=== Source material ===

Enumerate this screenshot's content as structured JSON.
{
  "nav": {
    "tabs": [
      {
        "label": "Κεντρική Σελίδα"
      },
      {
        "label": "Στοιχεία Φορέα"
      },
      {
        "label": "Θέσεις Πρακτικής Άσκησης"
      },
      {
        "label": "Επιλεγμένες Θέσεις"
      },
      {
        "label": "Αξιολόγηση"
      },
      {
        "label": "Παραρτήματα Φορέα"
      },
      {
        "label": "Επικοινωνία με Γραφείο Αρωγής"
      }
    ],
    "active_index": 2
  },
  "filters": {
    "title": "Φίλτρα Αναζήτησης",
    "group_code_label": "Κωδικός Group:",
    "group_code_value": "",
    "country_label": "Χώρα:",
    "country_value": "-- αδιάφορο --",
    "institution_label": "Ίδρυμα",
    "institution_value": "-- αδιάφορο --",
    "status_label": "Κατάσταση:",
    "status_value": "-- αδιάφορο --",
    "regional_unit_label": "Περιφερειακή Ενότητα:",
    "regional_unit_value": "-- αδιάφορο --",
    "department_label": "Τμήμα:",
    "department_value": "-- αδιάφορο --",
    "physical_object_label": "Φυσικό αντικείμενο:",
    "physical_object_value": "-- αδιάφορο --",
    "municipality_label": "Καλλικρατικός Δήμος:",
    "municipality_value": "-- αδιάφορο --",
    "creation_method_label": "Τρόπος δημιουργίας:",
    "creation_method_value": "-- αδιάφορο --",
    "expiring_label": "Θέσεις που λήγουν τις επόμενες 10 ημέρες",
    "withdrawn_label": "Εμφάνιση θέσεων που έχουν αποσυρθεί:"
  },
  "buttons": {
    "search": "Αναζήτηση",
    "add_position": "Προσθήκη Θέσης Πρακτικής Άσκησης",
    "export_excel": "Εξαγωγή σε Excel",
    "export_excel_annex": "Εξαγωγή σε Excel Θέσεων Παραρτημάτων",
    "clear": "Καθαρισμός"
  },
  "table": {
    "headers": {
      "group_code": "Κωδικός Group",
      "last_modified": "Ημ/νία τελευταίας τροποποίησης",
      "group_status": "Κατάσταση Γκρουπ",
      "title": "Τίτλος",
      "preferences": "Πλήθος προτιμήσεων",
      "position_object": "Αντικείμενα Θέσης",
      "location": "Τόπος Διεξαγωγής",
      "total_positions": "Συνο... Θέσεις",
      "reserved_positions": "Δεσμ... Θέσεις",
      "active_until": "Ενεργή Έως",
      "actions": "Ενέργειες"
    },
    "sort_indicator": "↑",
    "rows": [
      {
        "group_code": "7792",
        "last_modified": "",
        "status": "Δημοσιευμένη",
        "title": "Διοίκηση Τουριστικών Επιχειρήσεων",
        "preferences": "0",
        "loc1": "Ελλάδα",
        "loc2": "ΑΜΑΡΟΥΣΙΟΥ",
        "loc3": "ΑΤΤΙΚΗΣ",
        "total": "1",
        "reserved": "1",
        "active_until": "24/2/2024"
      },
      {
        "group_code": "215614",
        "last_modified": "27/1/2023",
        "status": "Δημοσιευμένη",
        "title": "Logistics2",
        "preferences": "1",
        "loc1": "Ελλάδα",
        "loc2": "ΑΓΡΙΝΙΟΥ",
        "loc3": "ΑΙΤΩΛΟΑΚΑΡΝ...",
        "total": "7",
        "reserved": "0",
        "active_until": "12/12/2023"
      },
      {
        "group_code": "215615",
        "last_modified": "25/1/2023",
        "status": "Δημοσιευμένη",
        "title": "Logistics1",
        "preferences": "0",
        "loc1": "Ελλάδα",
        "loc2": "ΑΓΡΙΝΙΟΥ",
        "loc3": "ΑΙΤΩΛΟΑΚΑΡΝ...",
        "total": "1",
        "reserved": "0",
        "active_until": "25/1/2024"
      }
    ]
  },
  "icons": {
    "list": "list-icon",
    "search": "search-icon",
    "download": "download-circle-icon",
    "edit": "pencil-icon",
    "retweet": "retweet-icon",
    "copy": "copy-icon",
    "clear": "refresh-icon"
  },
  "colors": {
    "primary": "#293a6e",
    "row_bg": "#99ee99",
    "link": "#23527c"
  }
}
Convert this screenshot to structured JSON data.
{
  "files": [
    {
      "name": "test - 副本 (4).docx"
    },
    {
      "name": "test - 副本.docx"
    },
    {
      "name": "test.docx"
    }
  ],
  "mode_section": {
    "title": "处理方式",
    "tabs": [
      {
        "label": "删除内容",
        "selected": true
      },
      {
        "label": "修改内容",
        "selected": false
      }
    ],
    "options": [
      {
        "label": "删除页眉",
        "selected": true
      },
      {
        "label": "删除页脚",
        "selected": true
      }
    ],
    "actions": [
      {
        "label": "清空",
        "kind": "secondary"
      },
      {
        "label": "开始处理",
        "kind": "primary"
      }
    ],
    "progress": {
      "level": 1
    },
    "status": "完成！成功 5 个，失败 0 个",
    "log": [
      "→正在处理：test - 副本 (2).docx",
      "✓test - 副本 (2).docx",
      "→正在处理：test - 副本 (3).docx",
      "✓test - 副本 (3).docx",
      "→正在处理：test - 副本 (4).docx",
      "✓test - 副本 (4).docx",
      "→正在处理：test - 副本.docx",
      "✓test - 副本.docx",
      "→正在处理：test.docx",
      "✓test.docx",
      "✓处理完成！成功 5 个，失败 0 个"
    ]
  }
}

===

The task:
Search the records for the word "Θέσης". Copy every line that has it.

Full solution:
    "add_position": "Προσθήκη Θέσης Πρακτικής Άσκησης",
      "position_object": "Αντικείμενα Θέσης",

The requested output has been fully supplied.